* [Available data]
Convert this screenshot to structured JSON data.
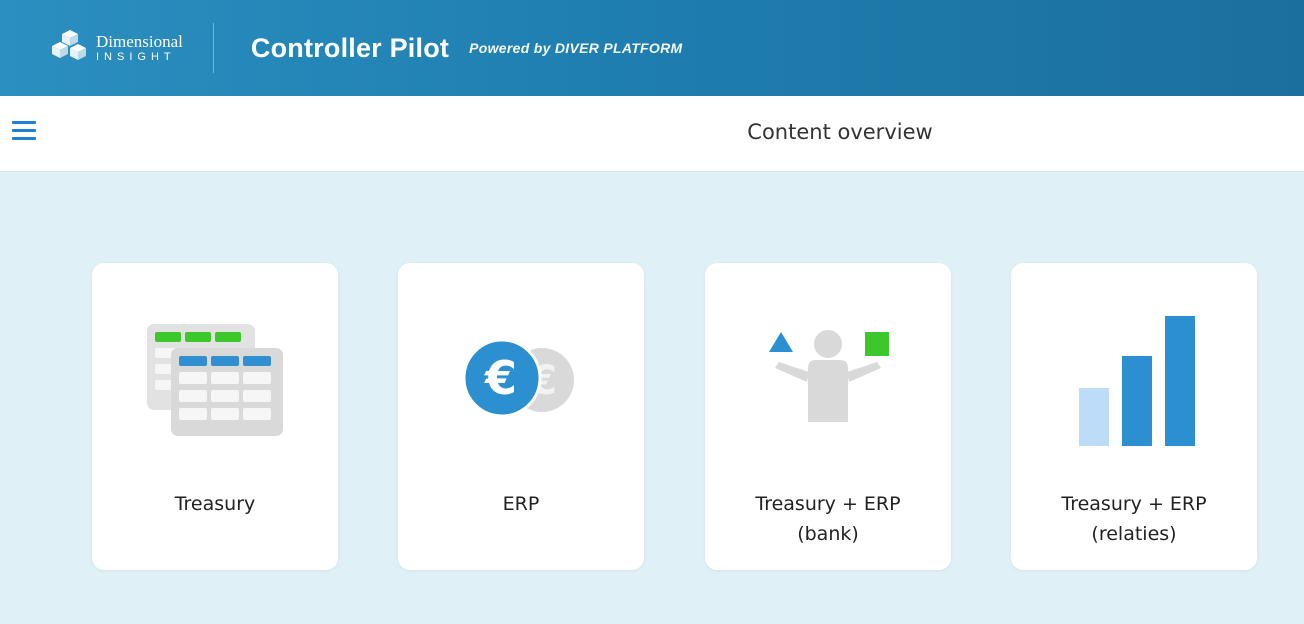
{
  "header": {
    "brand_line1": "Dimensional",
    "brand_line2": "INSIGHT",
    "app_title": "Controller Pilot",
    "powered_by": "Powered by DIVER PLATFORM",
    "colors": {
      "header_bg": "#1f7fb0",
      "page_bg": "#dff0f7",
      "accent": "#1f7fd0"
    }
  },
  "subheader": {
    "menu_icon": "hamburger-menu-icon",
    "title": "Content overview"
  },
  "cards": [
    {
      "label": "Treasury",
      "icon": "spreadsheet-tables-icon"
    },
    {
      "label": "ERP",
      "icon": "euro-coins-icon"
    },
    {
      "label_line1": "Treasury + ERP",
      "label_line2": "(bank)",
      "icon": "balance-person-icon"
    },
    {
      "label_line1": "Treasury + ERP",
      "label_line2": "(relaties)",
      "icon": "bar-chart-icon"
    }
  ]
}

* [Task to complete]
Word for word, quote the full listing, omitting every picture.

* [Response]
Convert this screenshot to structured JSON data.
{
  "header": {
    "brand_line1": "Dimensional",
    "brand_line2": "INSIGHT",
    "app_title": "Controller Pilot",
    "powered_by": "Powered by DIVER PLATFORM",
    "colors": {
      "header_bg": "#1f7fb0",
      "page_bg": "#dff0f7",
      "accent": "#1f7fd0"
    }
  },
  "subheader": {
    "menu_icon": "hamburger-menu-icon",
    "title": "Content overview"
  },
  "cards": [
    {
      "label": "Treasury",
      "icon": "spreadsheet-tables-icon"
    },
    {
      "label": "ERP",
      "icon": "euro-coins-icon"
    },
    {
      "label_line1": "Treasury + ERP",
      "label_line2": "(bank)",
      "icon": "balance-person-icon"
    },
    {
      "label_line1": "Treasury + ERP",
      "label_line2": "(relaties)",
      "icon": "bar-chart-icon"
    }
  ]
}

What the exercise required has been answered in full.